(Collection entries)

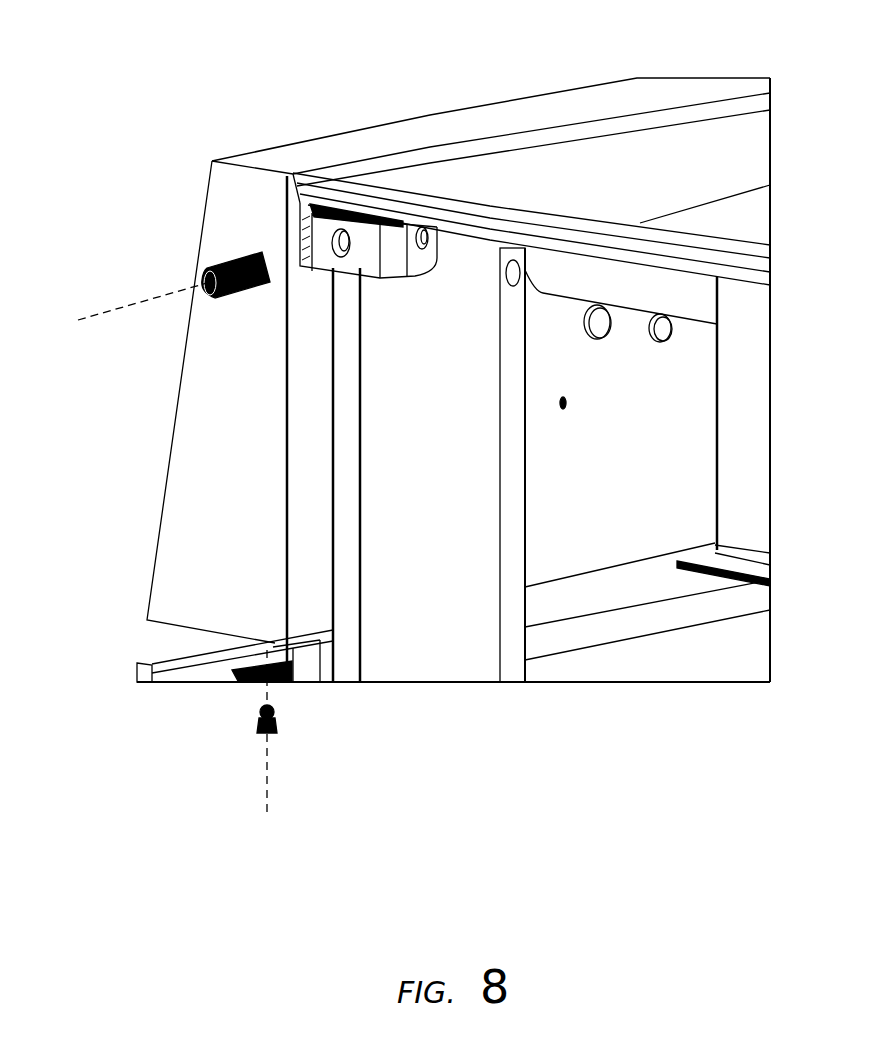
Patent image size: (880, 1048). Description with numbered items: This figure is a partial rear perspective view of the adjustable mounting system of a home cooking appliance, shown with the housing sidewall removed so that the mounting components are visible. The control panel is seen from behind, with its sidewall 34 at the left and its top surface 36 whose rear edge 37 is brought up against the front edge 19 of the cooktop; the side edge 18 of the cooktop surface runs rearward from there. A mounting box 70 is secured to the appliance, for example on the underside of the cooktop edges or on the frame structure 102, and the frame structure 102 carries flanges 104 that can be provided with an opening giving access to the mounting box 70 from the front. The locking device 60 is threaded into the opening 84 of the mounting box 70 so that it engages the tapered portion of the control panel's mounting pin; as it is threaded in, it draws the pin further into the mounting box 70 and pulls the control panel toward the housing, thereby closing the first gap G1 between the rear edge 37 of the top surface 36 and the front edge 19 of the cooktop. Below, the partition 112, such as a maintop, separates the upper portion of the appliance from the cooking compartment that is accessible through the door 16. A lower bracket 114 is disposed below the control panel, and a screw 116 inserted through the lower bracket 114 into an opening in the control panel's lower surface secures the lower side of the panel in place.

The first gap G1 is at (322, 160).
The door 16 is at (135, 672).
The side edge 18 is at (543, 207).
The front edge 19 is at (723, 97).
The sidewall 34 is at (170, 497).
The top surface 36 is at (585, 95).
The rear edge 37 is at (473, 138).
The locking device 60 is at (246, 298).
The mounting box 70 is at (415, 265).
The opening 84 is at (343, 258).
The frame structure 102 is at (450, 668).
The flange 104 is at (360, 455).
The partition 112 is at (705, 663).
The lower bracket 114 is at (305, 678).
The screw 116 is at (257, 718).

- Exercise prompt
Return the records above word for word, leaving out the pictures.

- Reply
Patent image size: (880, 1048). Description with numbered items: This figure is a partial rear perspective view of the adjustable mounting system of a home cooking appliance, shown with the housing sidewall removed so that the mounting components are visible. The control panel is seen from behind, with its sidewall 34 at the left and its top surface 36 whose rear edge 37 is brought up against the front edge 19 of the cooktop; the side edge 18 of the cooktop surface runs rearward from there. A mounting box 70 is secured to the appliance, for example on the underside of the cooktop edges or on the frame structure 102, and the frame structure 102 carries flanges 104 that can be provided with an opening giving access to the mounting box 70 from the front. The locking device 60 is threaded into the opening 84 of the mounting box 70 so that it engages the tapered portion of the control panel's mounting pin; as it is threaded in, it draws the pin further into the mounting box 70 and pulls the control panel toward the housing, thereby closing the first gap G1 between the rear edge 37 of the top surface 36 and the front edge 19 of the cooktop. Below, the partition 112, such as a maintop, separates the upper portion of the appliance from the cooking compartment that is accessible through the door 16. A lower bracket 114 is disposed below the control panel, and a screw 116 inserted through the lower bracket 114 into an opening in the control panel's lower surface secures the lower side of the panel in place.

The first gap G1 is at (322, 160).
The door 16 is at (135, 672).
The side edge 18 is at (543, 207).
The front edge 19 is at (723, 97).
The sidewall 34 is at (170, 497).
The top surface 36 is at (585, 95).
The rear edge 37 is at (473, 138).
The locking device 60 is at (246, 298).
The mounting box 70 is at (415, 265).
The opening 84 is at (343, 258).
The frame structure 102 is at (450, 668).
The flange 104 is at (360, 455).
The partition 112 is at (705, 663).
The lower bracket 114 is at (305, 678).
The screw 116 is at (257, 718).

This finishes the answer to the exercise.